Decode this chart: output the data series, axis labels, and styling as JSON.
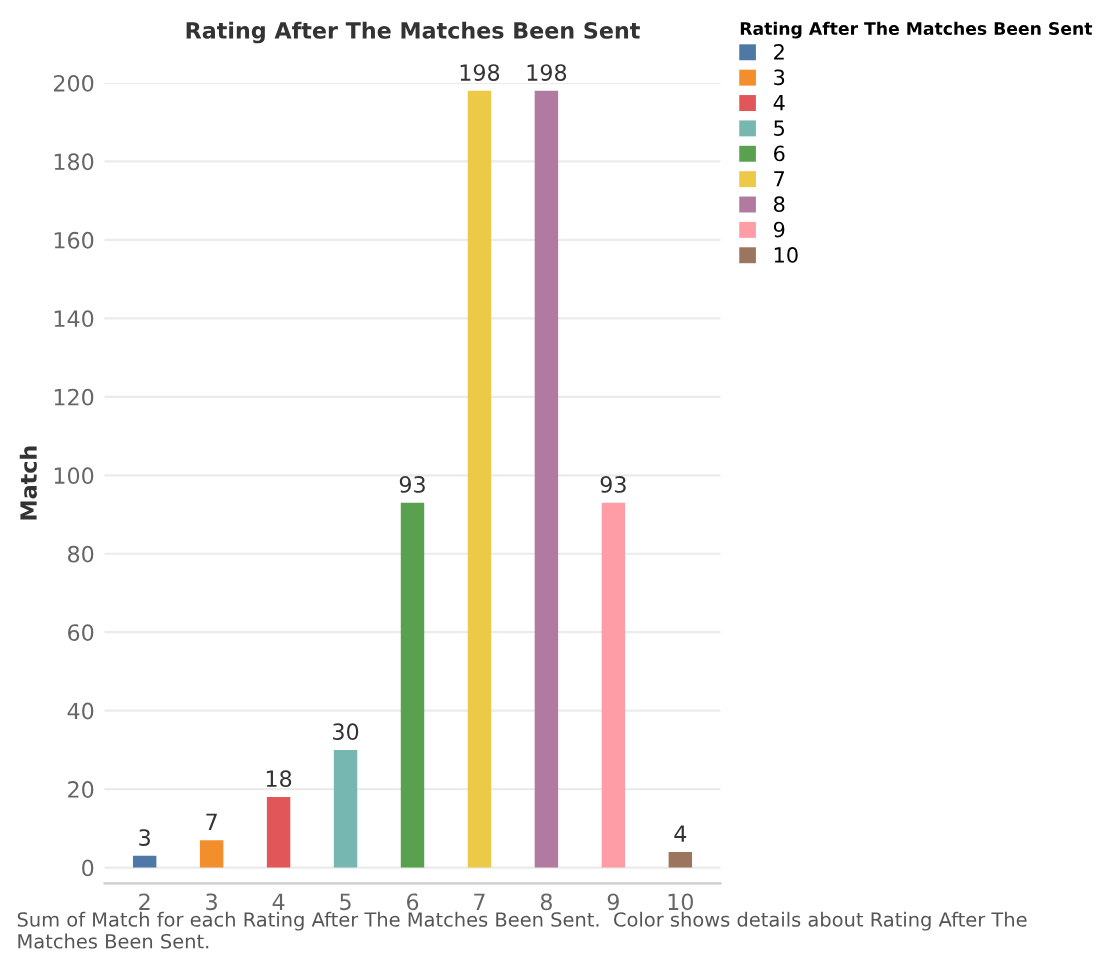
{
  "chart_data": {
    "type": "bar",
    "title": "Rating After The Matches Been Sent",
    "ylabel": "Match",
    "legend_title": "Rating After The Matches Been Sent",
    "categories": [
      "2",
      "3",
      "4",
      "5",
      "6",
      "7",
      "8",
      "9",
      "10"
    ],
    "series": [
      {
        "name": "2",
        "color": "#4e79a7",
        "values": [
          3,
          null,
          null,
          null,
          null,
          null,
          null,
          null,
          null
        ]
      },
      {
        "name": "3",
        "color": "#f28e2b",
        "values": [
          null,
          7,
          null,
          null,
          null,
          null,
          null,
          null,
          null
        ]
      },
      {
        "name": "4",
        "color": "#e15759",
        "values": [
          null,
          null,
          18,
          null,
          null,
          null,
          null,
          null,
          null
        ]
      },
      {
        "name": "5",
        "color": "#76b7b2",
        "values": [
          null,
          null,
          null,
          30,
          null,
          null,
          null,
          null,
          null
        ]
      },
      {
        "name": "6",
        "color": "#59a14f",
        "values": [
          null,
          null,
          null,
          null,
          93,
          null,
          null,
          null,
          null
        ]
      },
      {
        "name": "7",
        "color": "#edc948",
        "values": [
          null,
          null,
          null,
          null,
          null,
          198,
          null,
          null,
          null
        ]
      },
      {
        "name": "8",
        "color": "#b07aa1",
        "values": [
          null,
          null,
          null,
          null,
          null,
          null,
          198,
          null,
          null
        ]
      },
      {
        "name": "9",
        "color": "#ff9da7",
        "values": [
          null,
          null,
          null,
          null,
          null,
          null,
          null,
          93,
          null
        ]
      },
      {
        "name": "10",
        "color": "#9c755f",
        "values": [
          null,
          null,
          null,
          null,
          null,
          null,
          null,
          null,
          4
        ]
      }
    ],
    "ylim": [
      -4,
      200
    ],
    "yticks": [
      0,
      20,
      40,
      60,
      80,
      100,
      120,
      140,
      160,
      180,
      200
    ],
    "grid": "y",
    "legend": "right",
    "data_labels": true,
    "annotations": [
      "Sum of Match for each Rating After The Matches Been Sent.  Color shows details about Rating After The Matches Been Sent."
    ]
  }
}
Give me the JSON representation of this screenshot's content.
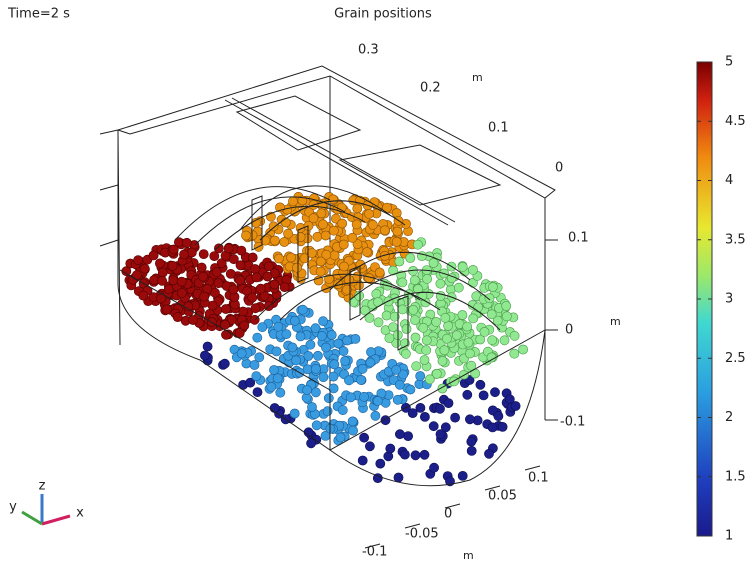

* * *

[PROBLEM TO WORK ON]:
Except for the pictures, copy every line of the records above exactly.

[ANSWER TO THIS TASK]:
Decode this chart: output the data series, axis labels, and styling as JSON.
{
  "chart_data": {
    "type": "bar",
    "title": "Rating After The Matches Been Sent",
    "ylabel": "Match",
    "legend_title": "Rating After The Matches Been Sent",
    "categories": [
      "2",
      "3",
      "4",
      "5",
      "6",
      "7",
      "8",
      "9",
      "10"
    ],
    "series": [
      {
        "name": "2",
        "color": "#4e79a7",
        "values": [
          3,
          null,
          null,
          null,
          null,
          null,
          null,
          null,
          null
        ]
      },
      {
        "name": "3",
        "color": "#f28e2b",
        "values": [
          null,
          7,
          null,
          null,
          null,
          null,
          null,
          null,
          null
        ]
      },
      {
        "name": "4",
        "color": "#e15759",
        "values": [
          null,
          null,
          18,
          null,
          null,
          null,
          null,
          null,
          null
        ]
      },
      {
        "name": "5",
        "color": "#76b7b2",
        "values": [
          null,
          null,
          null,
          30,
          null,
          null,
          null,
          null,
          null
        ]
      },
      {
        "name": "6",
        "color": "#59a14f",
        "values": [
          null,
          null,
          null,
          null,
          93,
          null,
          null,
          null,
          null
        ]
      },
      {
        "name": "7",
        "color": "#edc948",
        "values": [
          null,
          null,
          null,
          null,
          null,
          198,
          null,
          null,
          null
        ]
      },
      {
        "name": "8",
        "color": "#b07aa1",
        "values": [
          null,
          null,
          null,
          null,
          null,
          null,
          198,
          null,
          null
        ]
      },
      {
        "name": "9",
        "color": "#ff9da7",
        "values": [
          null,
          null,
          null,
          null,
          null,
          null,
          null,
          93,
          null
        ]
      },
      {
        "name": "10",
        "color": "#9c755f",
        "values": [
          null,
          null,
          null,
          null,
          null,
          null,
          null,
          null,
          4
        ]
      }
    ],
    "ylim": [
      -4,
      200
    ],
    "yticks": [
      0,
      20,
      40,
      60,
      80,
      100,
      120,
      140,
      160,
      180,
      200
    ],
    "grid": "y",
    "legend": "right",
    "data_labels": true,
    "annotations": [
      "Sum of Match for each Rating After The Matches Been Sent.  Color shows details about Rating After The Matches Been Sent."
    ]
  }
}
Give me the JSON representation of this screenshot's content.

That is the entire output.